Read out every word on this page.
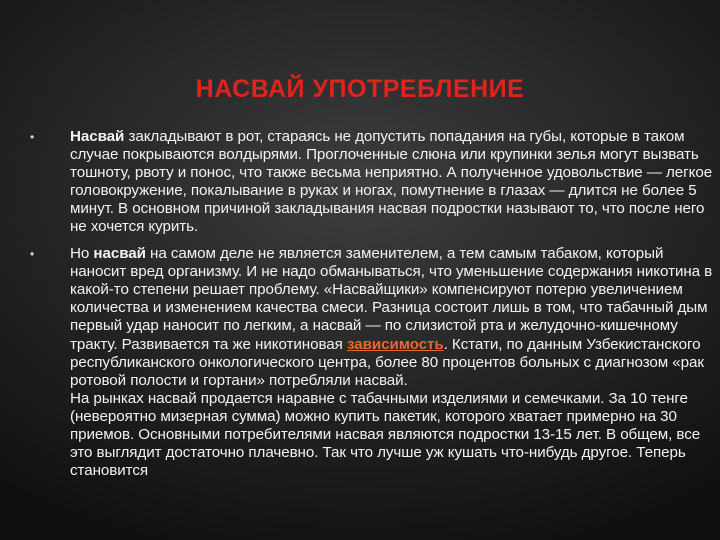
НАСВАЙ УПОТРЕБЛЕНИЕ
• Насвай закладывают в рот, стараясь не допустить попадания на губы, которые в таком случае покрываются волдырями. Проглоченные слюна или крупинки зелья могут вызвать тошноту, рвоту и понос, что также весьма неприятно. А полученное удовольствие — легкое головокружение, покалывание в руках и ногах, помутнение в глазах — длится не более 5 минут. В основном причиной закладывания насвая подростки называют то, что после него не хочется курить.

• Но насвай на самом деле не является заменителем, а тем самым табаком, который наносит вред организму. И не надо обманываться, что уменьшение содержания никотина в какой-то степени решает проблему. «Насвайщики» компенсируют потерю увеличением количества и изменением качества смеси. Разница состоит лишь в том, что табачный дым первый удар наносит по легким, а насвай — по слизистой рта и желудочно-кишечному тракту. Развивается та же никотиновая зависимость. Кстати, по данным Узбекистанского республиканского онкологического центра, более 80 процентов больных с диагнозом «рак ротовой полости и гортани» потребляли насвай.
На рынках насвай продается наравне с табачными изделиями и семечками. За 10 тенге (невероятно мизерная сумма) можно купить пакетик, которого хватает примерно на 30 приемов. Основными потребителями насвая являются подростки 13-15 лет. В общем, все это выглядит достаточно плачевно. Так что лучше уж кушать что-нибудь другое. Теперь становится
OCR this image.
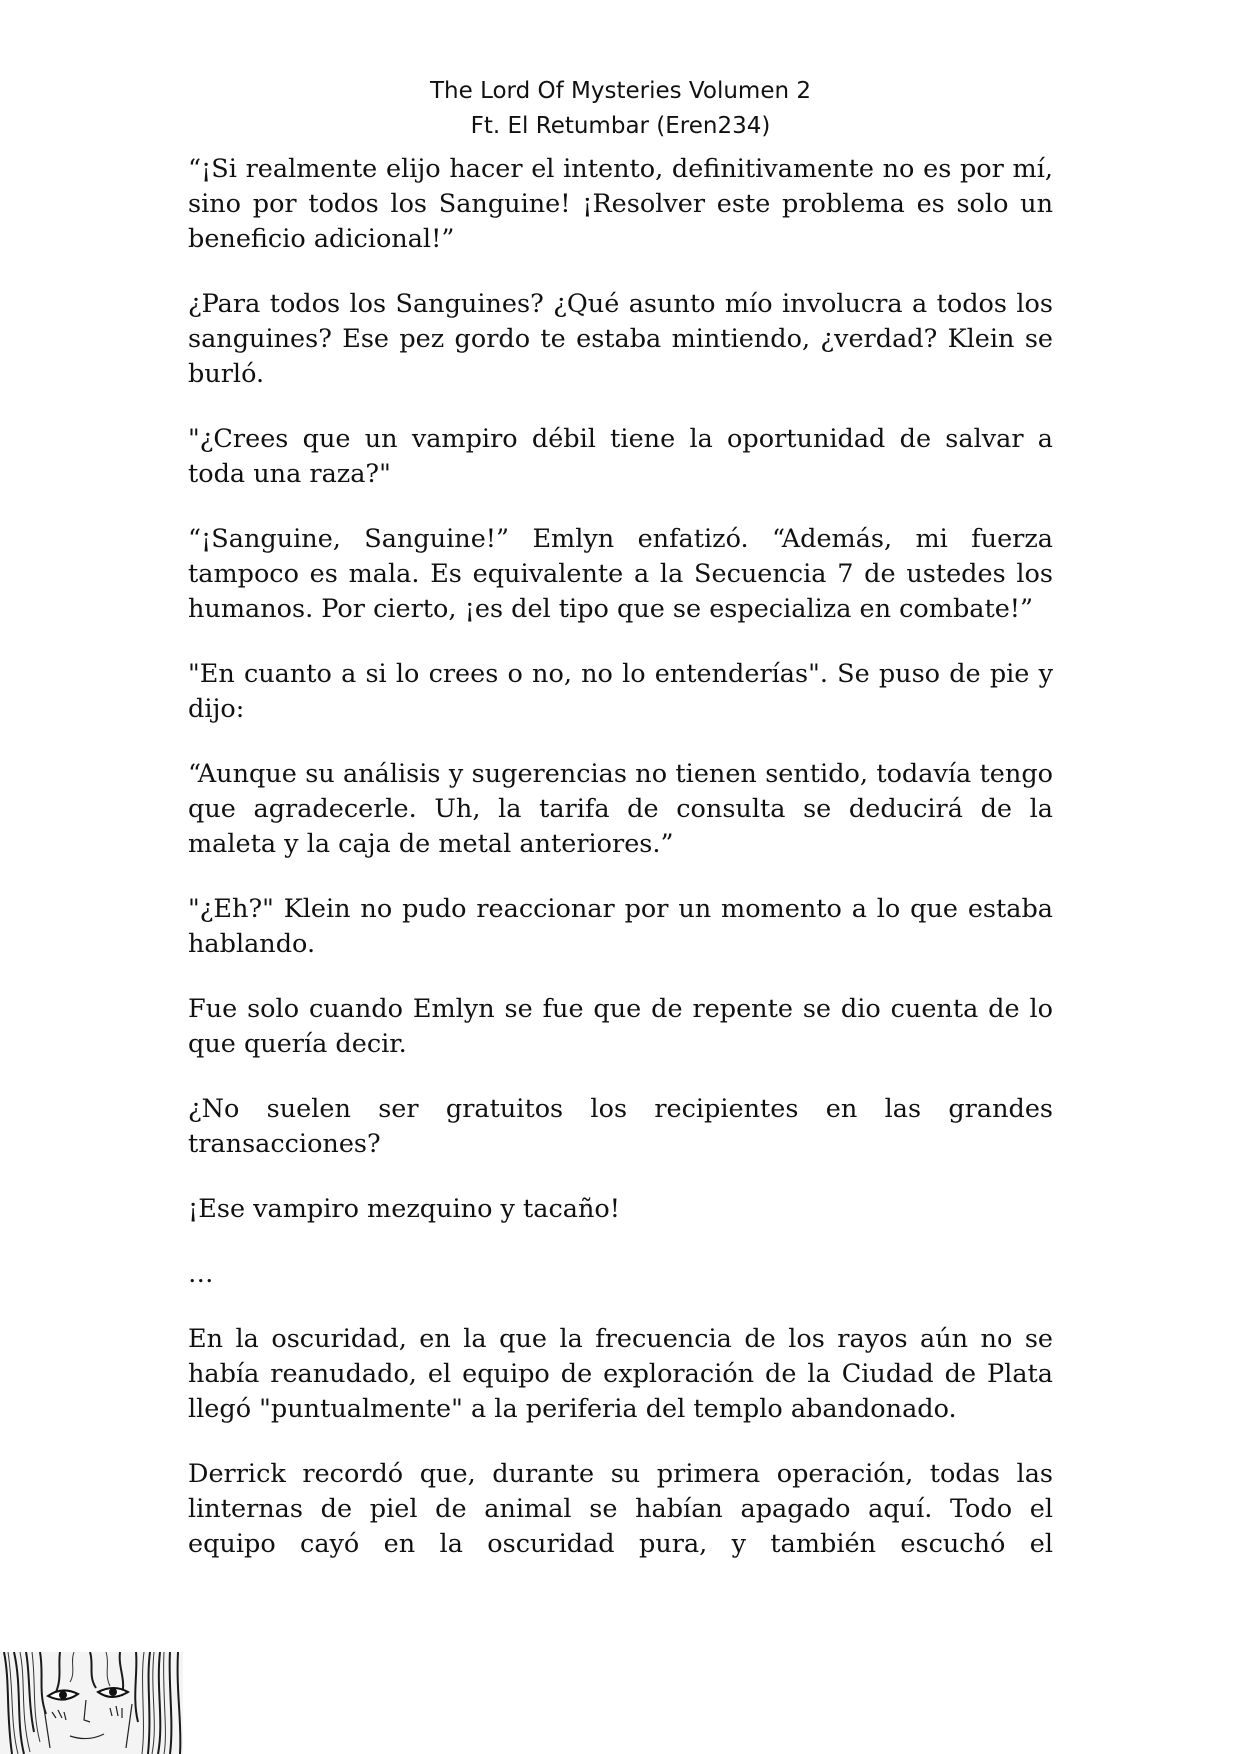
The Lord Of Mysteries Volumen 2
Ft. El Retumbar (Eren234)

“¡Si realmente elijo hacer el intento, definitivamente no es por mí, sino por todos los Sanguine! ¡Resolver este problema es solo un beneficio adicional!”

¿Para todos los Sanguines? ¿Qué asunto mío involucra a todos los sanguines? Ese pez gordo te estaba mintiendo, ¿verdad? Klein se burló.

"¿Crees que un vampiro débil tiene la oportunidad de salvar a toda una raza?"

“¡Sanguine, Sanguine!” Emlyn enfatizó. “Además, mi fuerza tampoco es mala. Es equivalente a la Secuencia 7 de ustedes los humanos. Por cierto, ¡es del tipo que se especializa en combate!”

"En cuanto a si lo crees o no, no lo entenderías". Se puso de pie y dijo:

“Aunque su análisis y sugerencias no tienen sentido, todavía tengo que agradecerle. Uh, la tarifa de consulta se deducirá de la maleta y la caja de metal anteriores.”

"¿Eh?" Klein no pudo reaccionar por un momento a lo que estaba hablando.

Fue solo cuando Emlyn se fue que de repente se dio cuenta de lo que quería decir.

¿No suelen ser gratuitos los recipientes en las grandes transacciones?

¡Ese vampiro mezquino y tacaño!

…

En la oscuridad, en la que la frecuencia de los rayos aún no se había reanudado, el equipo de exploración de la Ciudad de Plata llegó "puntualmente" a la periferia del templo abandonado.

Derrick recordó que, durante su primera operación, todas las linternas de piel de animal se habían apagado aquí. Todo el equipo cayó en la oscuridad pura, y también escuchó el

§ EXERCISE GOAL: From the listing above, copy every line that holds the string "Klein".

§ RESPONSE TO THIS TASK:
¿Para todos los Sanguines? ¿Qué asunto mío involucra a todos los sanguines? Ese pez gordo te estaba mintiendo, ¿verdad? Klein se burló.
"¿Eh?" Klein no pudo reaccionar por un momento a lo que estaba hablando.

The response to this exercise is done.